[Problem statement]:
Without the pictures, write out all the lines below exactly as they appear.

[Data entries]:
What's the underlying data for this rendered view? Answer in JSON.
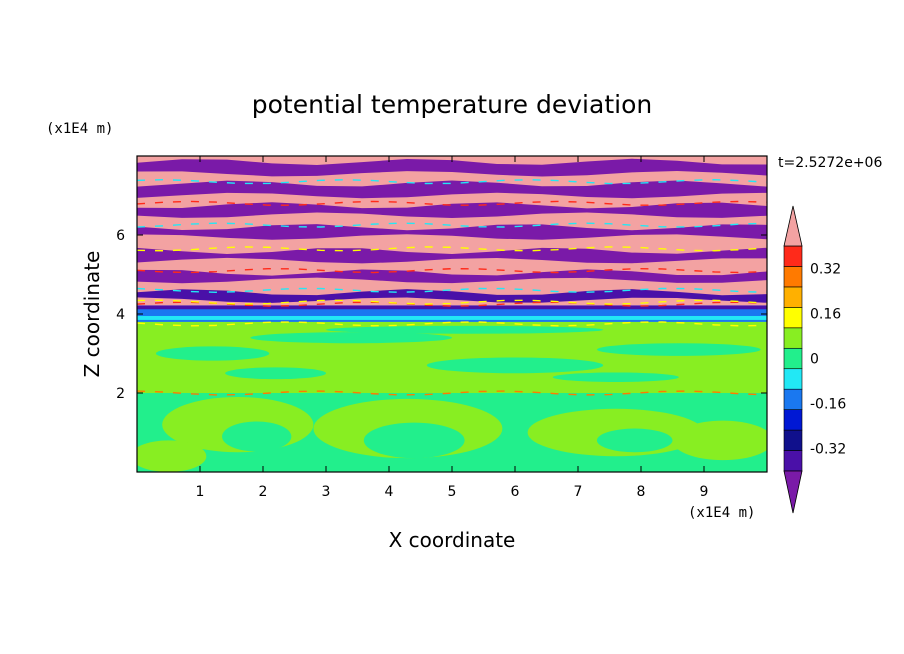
{
  "chart_data": {
    "type": "heatmap",
    "title": "potential temperature deviation",
    "xlabel": "X coordinate",
    "ylabel": "Z coordinate",
    "x_unit": "(x1E4 m)",
    "y_unit": "(x1E4 m)",
    "time_label": "t=2.5272e+06",
    "xlim": [
      0,
      10
    ],
    "ylim": [
      0,
      8
    ],
    "x_ticks": [
      {
        "value": 1,
        "label": "1"
      },
      {
        "value": 2,
        "label": "2"
      },
      {
        "value": 3,
        "label": "3"
      },
      {
        "value": 4,
        "label": "4"
      },
      {
        "value": 5,
        "label": "5"
      },
      {
        "value": 6,
        "label": "6"
      },
      {
        "value": 7,
        "label": "7"
      },
      {
        "value": 8,
        "label": "8"
      },
      {
        "value": 9,
        "label": "9"
      }
    ],
    "y_ticks": [
      {
        "value": 2,
        "label": "2"
      },
      {
        "value": 4,
        "label": "4"
      },
      {
        "value": 6,
        "label": "6"
      }
    ],
    "colorbar": {
      "levels": [
        -0.48,
        -0.4,
        -0.32,
        -0.24,
        -0.16,
        -0.08,
        0,
        0.08,
        0.16,
        0.24,
        0.32,
        0.4,
        0.48
      ],
      "colors": [
        "#7a1aa8",
        "#4a10a8",
        "#10108c",
        "#0018d4",
        "#1a78f0",
        "#22e8f5",
        "#22ef8c",
        "#88ee22",
        "#ffff00",
        "#ffb000",
        "#ff7a00",
        "#ff2a1a",
        "#f3a2a2"
      ],
      "labeled_ticks": [
        {
          "value": 0.32,
          "label": "0.32"
        },
        {
          "value": 0.16,
          "label": "0.16"
        },
        {
          "value": 0,
          "label": "0"
        },
        {
          "value": -0.16,
          "label": "-0.16"
        },
        {
          "value": -0.32,
          "label": "-0.32"
        }
      ],
      "extend": "both"
    },
    "layers": [
      {
        "z_range": [
          0,
          2.0
        ],
        "fill": "#22ef8c",
        "pattern": "green-yellow blobs"
      },
      {
        "z_range": [
          2.0,
          3.8
        ],
        "fill": "#88ee22",
        "pattern": "yellow-green bands"
      },
      {
        "z_range": [
          3.8,
          4.2
        ],
        "fill": "#1a78f0",
        "pattern": "cyan/blue stripe"
      },
      {
        "z_range": [
          4.2,
          8.0
        ],
        "fill": "#f3a2a2",
        "pattern": "alternating pink/purple bands"
      }
    ]
  }
}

[Task result]:
What's the underlying data for this rendered view? Answer in JSON.
{
  "chart_data": {
    "type": "heatmap",
    "title": "potential temperature deviation",
    "xlabel": "X coordinate",
    "ylabel": "Z coordinate",
    "x_unit": "(x1E4 m)",
    "y_unit": "(x1E4 m)",
    "time_label": "t=2.5272e+06",
    "xlim": [
      0,
      10
    ],
    "ylim": [
      0,
      8
    ],
    "x_ticks": [
      {
        "value": 1,
        "label": "1"
      },
      {
        "value": 2,
        "label": "2"
      },
      {
        "value": 3,
        "label": "3"
      },
      {
        "value": 4,
        "label": "4"
      },
      {
        "value": 5,
        "label": "5"
      },
      {
        "value": 6,
        "label": "6"
      },
      {
        "value": 7,
        "label": "7"
      },
      {
        "value": 8,
        "label": "8"
      },
      {
        "value": 9,
        "label": "9"
      }
    ],
    "y_ticks": [
      {
        "value": 2,
        "label": "2"
      },
      {
        "value": 4,
        "label": "4"
      },
      {
        "value": 6,
        "label": "6"
      }
    ],
    "colorbar": {
      "levels": [
        -0.48,
        -0.4,
        -0.32,
        -0.24,
        -0.16,
        -0.08,
        0,
        0.08,
        0.16,
        0.24,
        0.32,
        0.4,
        0.48
      ],
      "colors": [
        "#7a1aa8",
        "#4a10a8",
        "#10108c",
        "#0018d4",
        "#1a78f0",
        "#22e8f5",
        "#22ef8c",
        "#88ee22",
        "#ffff00",
        "#ffb000",
        "#ff7a00",
        "#ff2a1a",
        "#f3a2a2"
      ],
      "labeled_ticks": [
        {
          "value": 0.32,
          "label": "0.32"
        },
        {
          "value": 0.16,
          "label": "0.16"
        },
        {
          "value": 0,
          "label": "0"
        },
        {
          "value": -0.16,
          "label": "-0.16"
        },
        {
          "value": -0.32,
          "label": "-0.32"
        }
      ],
      "extend": "both"
    },
    "layers": [
      {
        "z_range": [
          0,
          2.0
        ],
        "fill": "#22ef8c",
        "pattern": "green-yellow blobs"
      },
      {
        "z_range": [
          2.0,
          3.8
        ],
        "fill": "#88ee22",
        "pattern": "yellow-green bands"
      },
      {
        "z_range": [
          3.8,
          4.2
        ],
        "fill": "#1a78f0",
        "pattern": "cyan/blue stripe"
      },
      {
        "z_range": [
          4.2,
          8.0
        ],
        "fill": "#f3a2a2",
        "pattern": "alternating pink/purple bands"
      }
    ]
  }
}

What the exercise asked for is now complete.